WHAT TO WORK ON: Scan the material below for the string "heading", and copy every line where it shows up.

SUPPLIED RECORDS:
— begin —

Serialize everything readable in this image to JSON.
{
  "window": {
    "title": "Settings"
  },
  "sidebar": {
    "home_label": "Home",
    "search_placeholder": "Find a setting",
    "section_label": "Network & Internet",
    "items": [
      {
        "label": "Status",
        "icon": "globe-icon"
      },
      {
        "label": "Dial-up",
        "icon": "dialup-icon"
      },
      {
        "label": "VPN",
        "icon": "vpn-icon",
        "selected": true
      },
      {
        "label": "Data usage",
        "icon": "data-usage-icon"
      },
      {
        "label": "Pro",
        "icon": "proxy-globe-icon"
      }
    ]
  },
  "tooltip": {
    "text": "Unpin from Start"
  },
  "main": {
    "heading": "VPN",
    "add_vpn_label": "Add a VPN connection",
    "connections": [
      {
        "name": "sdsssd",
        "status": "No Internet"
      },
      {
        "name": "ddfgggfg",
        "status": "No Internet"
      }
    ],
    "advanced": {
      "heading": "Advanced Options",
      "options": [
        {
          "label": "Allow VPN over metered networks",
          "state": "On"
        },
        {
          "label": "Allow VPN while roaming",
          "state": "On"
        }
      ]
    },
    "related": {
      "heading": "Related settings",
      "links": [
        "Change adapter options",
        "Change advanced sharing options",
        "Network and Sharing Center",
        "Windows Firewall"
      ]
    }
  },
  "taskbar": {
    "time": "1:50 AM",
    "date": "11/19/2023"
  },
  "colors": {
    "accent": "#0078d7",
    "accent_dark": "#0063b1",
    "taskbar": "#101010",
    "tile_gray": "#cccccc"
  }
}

— end —

FINAL RESULT:
    "heading": "VPN",
      "heading": "Advanced Options",
      "heading": "Related settings",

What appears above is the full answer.